(Entries taken from a collection)
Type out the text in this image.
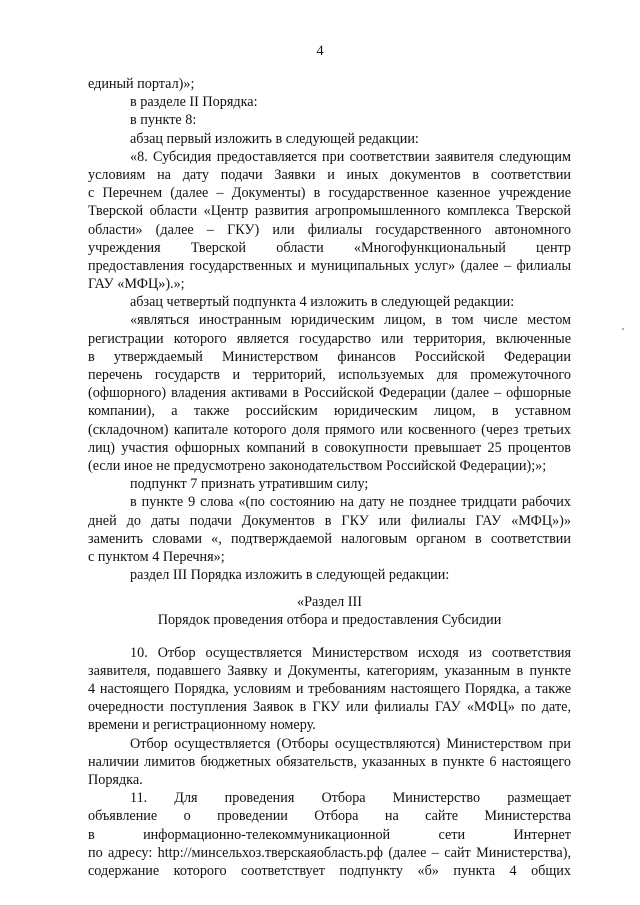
4
единый портал)»;
в разделе II Порядка:
в пункте 8:
абзац первый изложить в следующей редакции:
«8. Субсидия предоставляется при соответствии заявителя следующим
условиям на дату подачи Заявки и иных документов в соответствии
с Перечнем (далее – Документы) в государственное казенное учреждение
Тверской области «Центр развития агропромышленного комплекса Тверской
области» (далее – ГКУ) или филиалы государственного автономного
учреждения Тверской области «Многофункциональный центр
предоставления государственных и муниципальных услуг» (далее – филиалы
ГАУ «МФЦ»).»;
абзац четвертый подпункта 4 изложить в следующей редакции:
«являться иностранным юридическим лицом, в том числе местом
регистрации которого является государство или территория, включенные
в утверждаемый Министерством финансов Российской Федерации
перечень государств и территорий, используемых для промежуточного
(офшорного) владения активами в Российской Федерации (далее – офшорные
компании), а также российским юридическим лицом, в уставном
(складочном) капитале которого доля прямого или косвенного (через третьих
лиц) участия офшорных компаний в совокупности превышает 25 процентов
(если иное не предусмотрено законодательством Российской Федерации);»;
подпункт 7 признать утратившим силу;
в пункте 9 слова «(по состоянию на дату не позднее тридцати рабочих
дней до даты подачи Документов в ГКУ или филиалы ГАУ «МФЦ»)»
заменить словами «, подтверждаемой налоговым органом в соответствии
с пунктом 4 Перечня»;
раздел III Порядка изложить в следующей редакции:
«Раздел III
Порядок проведения отбора и предоставления Субсидии
10. Отбор осуществляется Министерством исходя из соответствия
заявителя, подавшего Заявку и Документы, категориям, указанным в пункте
4 настоящего Порядка, условиям и требованиям настоящего Порядка, а также
очередности поступления Заявок в ГКУ или филиалы ГАУ «МФЦ» по дате,
времени и регистрационному номеру.
Отбор осуществляется (Отборы осуществляются) Министерством при
наличии лимитов бюджетных обязательств, указанных в пункте 6 настоящего
Порядка.
11. Для проведения Отбора Министерство размещает
объявление о проведении Отбора на сайте Министерства
в информационно-телекоммуникационной сети Интернет
по адресу: http://минсельхоз.тверскаяобласть.рф (далее – сайт Министерства),
содержание которого соответствует подпункту «б» пункта 4 общих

■ OBJECTIVE: Repeat the material above verbatim, with no pictures in the output.

■ EXERCISE SOLUTION:
Type out the text in this image.
4
единый портал)»;
в разделе II Порядка:
в пункте 8:
абзац первый изложить в следующей редакции:
«8. Субсидия предоставляется при соответствии заявителя следующим
условиям на дату подачи Заявки и иных документов в соответствии
с Перечнем (далее – Документы) в государственное казенное учреждение
Тверской области «Центр развития агропромышленного комплекса Тверской
области» (далее – ГКУ) или филиалы государственного автономного
учреждения Тверской области «Многофункциональный центр
предоставления государственных и муниципальных услуг» (далее – филиалы
ГАУ «МФЦ»).»;
абзац четвертый подпункта 4 изложить в следующей редакции:
«являться иностранным юридическим лицом, в том числе местом
регистрации которого является государство или территория, включенные
в утверждаемый Министерством финансов Российской Федерации
перечень государств и территорий, используемых для промежуточного
(офшорного) владения активами в Российской Федерации (далее – офшорные
компании), а также российским юридическим лицом, в уставном
(складочном) капитале которого доля прямого или косвенного (через третьих
лиц) участия офшорных компаний в совокупности превышает 25 процентов
(если иное не предусмотрено законодательством Российской Федерации);»;
подпункт 7 признать утратившим силу;
в пункте 9 слова «(по состоянию на дату не позднее тридцати рабочих
дней до даты подачи Документов в ГКУ или филиалы ГАУ «МФЦ»)»
заменить словами «, подтверждаемой налоговым органом в соответствии
с пунктом 4 Перечня»;
раздел III Порядка изложить в следующей редакции:
«Раздел III
Порядок проведения отбора и предоставления Субсидии
10. Отбор осуществляется Министерством исходя из соответствия
заявителя, подавшего Заявку и Документы, категориям, указанным в пункте
4 настоящего Порядка, условиям и требованиям настоящего Порядка, а также
очередности поступления Заявок в ГКУ или филиалы ГАУ «МФЦ» по дате,
времени и регистрационному номеру.
Отбор осуществляется (Отборы осуществляются) Министерством при
наличии лимитов бюджетных обязательств, указанных в пункте 6 настоящего
Порядка.
11. Для проведения Отбора Министерство размещает
объявление о проведении Отбора на сайте Министерства
в информационно-телекоммуникационной сети Интернет
по адресу: http://минсельхоз.тверскаяобласть.рф (далее – сайт Министерства),
содержание которого соответствует подпункту «б» пункта 4 общих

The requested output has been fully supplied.